- EXERCISE TASK:
What follows is a block of records; restate each one word for word.

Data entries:

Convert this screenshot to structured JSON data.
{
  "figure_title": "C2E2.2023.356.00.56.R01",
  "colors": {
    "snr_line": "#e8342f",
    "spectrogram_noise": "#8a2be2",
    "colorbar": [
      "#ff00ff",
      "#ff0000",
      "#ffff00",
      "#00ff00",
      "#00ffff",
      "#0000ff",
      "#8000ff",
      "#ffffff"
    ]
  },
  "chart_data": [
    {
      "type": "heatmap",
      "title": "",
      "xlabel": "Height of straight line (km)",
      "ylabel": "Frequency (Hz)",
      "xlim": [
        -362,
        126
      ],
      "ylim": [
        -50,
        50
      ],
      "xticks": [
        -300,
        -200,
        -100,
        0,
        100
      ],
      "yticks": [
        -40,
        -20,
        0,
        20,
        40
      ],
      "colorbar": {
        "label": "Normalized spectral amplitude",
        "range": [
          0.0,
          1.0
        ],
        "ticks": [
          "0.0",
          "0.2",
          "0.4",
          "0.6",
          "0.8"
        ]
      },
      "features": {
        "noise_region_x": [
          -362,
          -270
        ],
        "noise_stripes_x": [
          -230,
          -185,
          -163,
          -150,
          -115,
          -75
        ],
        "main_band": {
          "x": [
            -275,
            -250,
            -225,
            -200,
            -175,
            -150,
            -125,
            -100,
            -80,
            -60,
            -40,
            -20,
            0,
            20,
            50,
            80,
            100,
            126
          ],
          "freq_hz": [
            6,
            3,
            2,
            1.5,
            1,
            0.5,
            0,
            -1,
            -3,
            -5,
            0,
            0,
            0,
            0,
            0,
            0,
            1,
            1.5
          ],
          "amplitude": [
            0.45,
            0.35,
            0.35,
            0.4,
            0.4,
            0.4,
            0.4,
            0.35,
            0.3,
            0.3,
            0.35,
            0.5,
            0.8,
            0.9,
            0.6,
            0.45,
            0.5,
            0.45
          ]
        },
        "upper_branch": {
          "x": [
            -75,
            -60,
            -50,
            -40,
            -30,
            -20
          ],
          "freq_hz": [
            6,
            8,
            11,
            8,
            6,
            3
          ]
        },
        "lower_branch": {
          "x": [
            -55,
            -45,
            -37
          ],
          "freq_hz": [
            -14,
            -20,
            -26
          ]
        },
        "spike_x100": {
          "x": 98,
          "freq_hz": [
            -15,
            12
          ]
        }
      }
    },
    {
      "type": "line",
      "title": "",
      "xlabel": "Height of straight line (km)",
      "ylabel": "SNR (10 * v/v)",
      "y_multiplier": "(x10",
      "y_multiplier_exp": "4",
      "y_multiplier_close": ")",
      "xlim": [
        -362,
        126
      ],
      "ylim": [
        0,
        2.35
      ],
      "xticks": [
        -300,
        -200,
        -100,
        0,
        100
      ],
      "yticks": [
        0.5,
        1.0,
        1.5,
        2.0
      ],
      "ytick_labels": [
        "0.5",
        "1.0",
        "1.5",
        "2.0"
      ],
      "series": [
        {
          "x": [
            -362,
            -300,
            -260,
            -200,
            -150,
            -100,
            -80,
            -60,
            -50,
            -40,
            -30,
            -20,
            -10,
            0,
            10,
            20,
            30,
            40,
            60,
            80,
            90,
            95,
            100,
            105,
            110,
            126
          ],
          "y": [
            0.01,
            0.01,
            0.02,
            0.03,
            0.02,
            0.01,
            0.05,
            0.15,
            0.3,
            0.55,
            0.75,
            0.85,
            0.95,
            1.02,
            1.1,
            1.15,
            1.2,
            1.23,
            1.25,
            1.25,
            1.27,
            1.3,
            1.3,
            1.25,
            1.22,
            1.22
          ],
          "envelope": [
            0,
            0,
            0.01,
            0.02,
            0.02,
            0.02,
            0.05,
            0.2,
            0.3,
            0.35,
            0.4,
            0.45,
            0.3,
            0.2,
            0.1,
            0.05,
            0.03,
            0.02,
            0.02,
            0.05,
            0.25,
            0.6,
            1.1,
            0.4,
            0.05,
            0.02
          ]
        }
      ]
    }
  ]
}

- FULL SOLUTION:
Convert this screenshot to structured JSON data.
{
  "figure_title": "C2E2.2023.356.00.56.R01",
  "colors": {
    "snr_line": "#e8342f",
    "spectrogram_noise": "#8a2be2",
    "colorbar": [
      "#ff00ff",
      "#ff0000",
      "#ffff00",
      "#00ff00",
      "#00ffff",
      "#0000ff",
      "#8000ff",
      "#ffffff"
    ]
  },
  "chart_data": [
    {
      "type": "heatmap",
      "title": "",
      "xlabel": "Height of straight line (km)",
      "ylabel": "Frequency (Hz)",
      "xlim": [
        -362,
        126
      ],
      "ylim": [
        -50,
        50
      ],
      "xticks": [
        -300,
        -200,
        -100,
        0,
        100
      ],
      "yticks": [
        -40,
        -20,
        0,
        20,
        40
      ],
      "colorbar": {
        "label": "Normalized spectral amplitude",
        "range": [
          0.0,
          1.0
        ],
        "ticks": [
          "0.0",
          "0.2",
          "0.4",
          "0.6",
          "0.8"
        ]
      },
      "features": {
        "noise_region_x": [
          -362,
          -270
        ],
        "noise_stripes_x": [
          -230,
          -185,
          -163,
          -150,
          -115,
          -75
        ],
        "main_band": {
          "x": [
            -275,
            -250,
            -225,
            -200,
            -175,
            -150,
            -125,
            -100,
            -80,
            -60,
            -40,
            -20,
            0,
            20,
            50,
            80,
            100,
            126
          ],
          "freq_hz": [
            6,
            3,
            2,
            1.5,
            1,
            0.5,
            0,
            -1,
            -3,
            -5,
            0,
            0,
            0,
            0,
            0,
            0,
            1,
            1.5
          ],
          "amplitude": [
            0.45,
            0.35,
            0.35,
            0.4,
            0.4,
            0.4,
            0.4,
            0.35,
            0.3,
            0.3,
            0.35,
            0.5,
            0.8,
            0.9,
            0.6,
            0.45,
            0.5,
            0.45
          ]
        },
        "upper_branch": {
          "x": [
            -75,
            -60,
            -50,
            -40,
            -30,
            -20
          ],
          "freq_hz": [
            6,
            8,
            11,
            8,
            6,
            3
          ]
        },
        "lower_branch": {
          "x": [
            -55,
            -45,
            -37
          ],
          "freq_hz": [
            -14,
            -20,
            -26
          ]
        },
        "spike_x100": {
          "x": 98,
          "freq_hz": [
            -15,
            12
          ]
        }
      }
    },
    {
      "type": "line",
      "title": "",
      "xlabel": "Height of straight line (km)",
      "ylabel": "SNR (10 * v/v)",
      "y_multiplier": "(x10",
      "y_multiplier_exp": "4",
      "y_multiplier_close": ")",
      "xlim": [
        -362,
        126
      ],
      "ylim": [
        0,
        2.35
      ],
      "xticks": [
        -300,
        -200,
        -100,
        0,
        100
      ],
      "yticks": [
        0.5,
        1.0,
        1.5,
        2.0
      ],
      "ytick_labels": [
        "0.5",
        "1.0",
        "1.5",
        "2.0"
      ],
      "series": [
        {
          "x": [
            -362,
            -300,
            -260,
            -200,
            -150,
            -100,
            -80,
            -60,
            -50,
            -40,
            -30,
            -20,
            -10,
            0,
            10,
            20,
            30,
            40,
            60,
            80,
            90,
            95,
            100,
            105,
            110,
            126
          ],
          "y": [
            0.01,
            0.01,
            0.02,
            0.03,
            0.02,
            0.01,
            0.05,
            0.15,
            0.3,
            0.55,
            0.75,
            0.85,
            0.95,
            1.02,
            1.1,
            1.15,
            1.2,
            1.23,
            1.25,
            1.25,
            1.27,
            1.3,
            1.3,
            1.25,
            1.22,
            1.22
          ],
          "envelope": [
            0,
            0,
            0.01,
            0.02,
            0.02,
            0.02,
            0.05,
            0.2,
            0.3,
            0.35,
            0.4,
            0.45,
            0.3,
            0.2,
            0.1,
            0.05,
            0.03,
            0.02,
            0.02,
            0.05,
            0.25,
            0.6,
            1.1,
            0.4,
            0.05,
            0.02
          ]
        }
      ]
    }
  ]
}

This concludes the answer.